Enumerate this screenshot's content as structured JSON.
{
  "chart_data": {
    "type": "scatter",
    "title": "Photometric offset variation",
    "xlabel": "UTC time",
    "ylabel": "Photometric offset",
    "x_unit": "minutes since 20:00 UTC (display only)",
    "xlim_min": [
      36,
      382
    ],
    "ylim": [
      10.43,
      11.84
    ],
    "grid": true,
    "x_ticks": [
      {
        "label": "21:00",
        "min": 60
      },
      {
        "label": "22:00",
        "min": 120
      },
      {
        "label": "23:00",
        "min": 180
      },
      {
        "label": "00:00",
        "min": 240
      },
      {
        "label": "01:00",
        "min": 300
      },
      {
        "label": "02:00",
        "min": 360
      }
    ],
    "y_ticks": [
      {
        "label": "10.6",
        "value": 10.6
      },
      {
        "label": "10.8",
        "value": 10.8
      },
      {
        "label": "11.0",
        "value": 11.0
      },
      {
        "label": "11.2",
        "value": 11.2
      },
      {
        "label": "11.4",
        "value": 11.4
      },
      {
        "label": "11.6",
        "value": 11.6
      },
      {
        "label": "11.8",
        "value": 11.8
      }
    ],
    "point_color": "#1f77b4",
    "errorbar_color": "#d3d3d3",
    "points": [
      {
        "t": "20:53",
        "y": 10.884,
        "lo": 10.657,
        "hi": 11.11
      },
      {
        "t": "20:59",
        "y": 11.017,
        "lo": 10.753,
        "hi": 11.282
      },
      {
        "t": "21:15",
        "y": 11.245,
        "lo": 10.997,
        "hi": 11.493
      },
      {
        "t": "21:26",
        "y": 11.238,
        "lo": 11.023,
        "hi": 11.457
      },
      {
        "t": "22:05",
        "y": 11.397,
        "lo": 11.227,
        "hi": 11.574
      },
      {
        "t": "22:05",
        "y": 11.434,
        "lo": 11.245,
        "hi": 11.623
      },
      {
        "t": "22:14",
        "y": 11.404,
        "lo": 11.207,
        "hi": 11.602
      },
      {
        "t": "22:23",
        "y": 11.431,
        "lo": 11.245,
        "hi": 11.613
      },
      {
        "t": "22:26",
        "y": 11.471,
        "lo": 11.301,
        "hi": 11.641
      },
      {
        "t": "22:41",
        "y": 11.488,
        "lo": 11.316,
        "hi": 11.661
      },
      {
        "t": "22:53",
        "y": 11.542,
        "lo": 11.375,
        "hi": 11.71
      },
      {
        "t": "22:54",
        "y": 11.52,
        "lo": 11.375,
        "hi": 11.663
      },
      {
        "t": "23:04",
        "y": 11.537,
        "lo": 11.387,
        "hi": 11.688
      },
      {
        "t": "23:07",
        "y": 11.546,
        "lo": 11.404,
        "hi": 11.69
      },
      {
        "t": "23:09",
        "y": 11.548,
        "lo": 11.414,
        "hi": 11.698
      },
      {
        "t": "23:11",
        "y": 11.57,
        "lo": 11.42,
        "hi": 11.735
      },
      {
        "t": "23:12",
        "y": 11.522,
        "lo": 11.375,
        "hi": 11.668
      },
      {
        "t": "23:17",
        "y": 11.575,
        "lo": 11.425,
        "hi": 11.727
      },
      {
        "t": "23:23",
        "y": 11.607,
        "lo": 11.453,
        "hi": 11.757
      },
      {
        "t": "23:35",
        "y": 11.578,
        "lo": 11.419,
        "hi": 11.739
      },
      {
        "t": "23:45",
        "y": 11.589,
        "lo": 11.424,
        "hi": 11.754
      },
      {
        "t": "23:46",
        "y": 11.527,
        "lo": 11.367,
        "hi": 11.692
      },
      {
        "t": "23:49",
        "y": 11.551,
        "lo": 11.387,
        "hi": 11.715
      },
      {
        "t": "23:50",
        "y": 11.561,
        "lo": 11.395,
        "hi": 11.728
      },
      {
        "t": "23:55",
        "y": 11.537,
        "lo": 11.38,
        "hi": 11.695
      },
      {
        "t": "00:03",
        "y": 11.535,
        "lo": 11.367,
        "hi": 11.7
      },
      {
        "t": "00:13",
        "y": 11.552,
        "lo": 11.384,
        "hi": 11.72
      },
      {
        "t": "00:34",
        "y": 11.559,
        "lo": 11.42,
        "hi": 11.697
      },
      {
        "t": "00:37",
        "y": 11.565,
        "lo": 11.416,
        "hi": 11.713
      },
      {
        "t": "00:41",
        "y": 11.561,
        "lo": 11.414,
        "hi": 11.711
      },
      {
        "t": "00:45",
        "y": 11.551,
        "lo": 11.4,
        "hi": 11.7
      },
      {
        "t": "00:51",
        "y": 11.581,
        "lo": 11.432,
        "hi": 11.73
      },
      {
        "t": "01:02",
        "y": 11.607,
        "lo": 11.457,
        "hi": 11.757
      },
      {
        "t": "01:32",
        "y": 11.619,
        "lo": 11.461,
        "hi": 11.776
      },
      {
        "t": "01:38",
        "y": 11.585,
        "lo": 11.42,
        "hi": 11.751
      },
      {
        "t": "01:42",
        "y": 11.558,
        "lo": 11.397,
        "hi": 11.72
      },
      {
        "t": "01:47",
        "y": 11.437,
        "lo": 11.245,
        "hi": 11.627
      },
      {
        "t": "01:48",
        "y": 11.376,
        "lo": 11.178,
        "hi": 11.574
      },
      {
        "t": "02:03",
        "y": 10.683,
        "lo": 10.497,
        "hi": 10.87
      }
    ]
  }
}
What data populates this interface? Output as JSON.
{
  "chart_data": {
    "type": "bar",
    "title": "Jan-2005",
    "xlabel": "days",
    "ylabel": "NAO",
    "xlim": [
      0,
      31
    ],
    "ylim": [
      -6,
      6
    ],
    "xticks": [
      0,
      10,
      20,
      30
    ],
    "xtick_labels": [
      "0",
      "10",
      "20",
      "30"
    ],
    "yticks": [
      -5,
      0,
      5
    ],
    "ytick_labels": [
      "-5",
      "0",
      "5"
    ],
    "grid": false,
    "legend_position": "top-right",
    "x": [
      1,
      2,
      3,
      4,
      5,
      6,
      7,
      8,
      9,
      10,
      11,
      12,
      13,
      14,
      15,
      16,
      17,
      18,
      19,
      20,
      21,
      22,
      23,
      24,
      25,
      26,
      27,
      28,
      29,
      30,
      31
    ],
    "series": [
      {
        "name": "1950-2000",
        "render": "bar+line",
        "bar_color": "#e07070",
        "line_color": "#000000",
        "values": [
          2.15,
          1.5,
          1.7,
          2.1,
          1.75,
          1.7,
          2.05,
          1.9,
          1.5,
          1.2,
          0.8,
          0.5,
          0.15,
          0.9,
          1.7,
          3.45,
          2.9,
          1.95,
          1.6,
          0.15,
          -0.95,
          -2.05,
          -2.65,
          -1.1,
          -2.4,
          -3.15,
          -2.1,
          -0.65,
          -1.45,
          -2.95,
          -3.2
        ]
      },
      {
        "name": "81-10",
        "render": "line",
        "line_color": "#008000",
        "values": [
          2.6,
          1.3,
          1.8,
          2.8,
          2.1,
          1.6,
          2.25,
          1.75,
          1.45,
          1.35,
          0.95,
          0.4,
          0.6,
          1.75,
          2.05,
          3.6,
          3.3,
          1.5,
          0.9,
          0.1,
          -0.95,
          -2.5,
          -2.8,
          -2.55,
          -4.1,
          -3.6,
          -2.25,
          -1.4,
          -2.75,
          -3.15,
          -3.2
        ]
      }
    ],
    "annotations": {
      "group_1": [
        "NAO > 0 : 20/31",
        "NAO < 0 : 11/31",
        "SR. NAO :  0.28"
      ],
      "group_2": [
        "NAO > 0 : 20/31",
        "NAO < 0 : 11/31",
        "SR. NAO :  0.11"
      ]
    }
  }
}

## WRITTEN TASK
Go through the listing above and work out how many lines contain the string "ylabel". Reply with the number alone.

## PROBLEM SOLUTION
2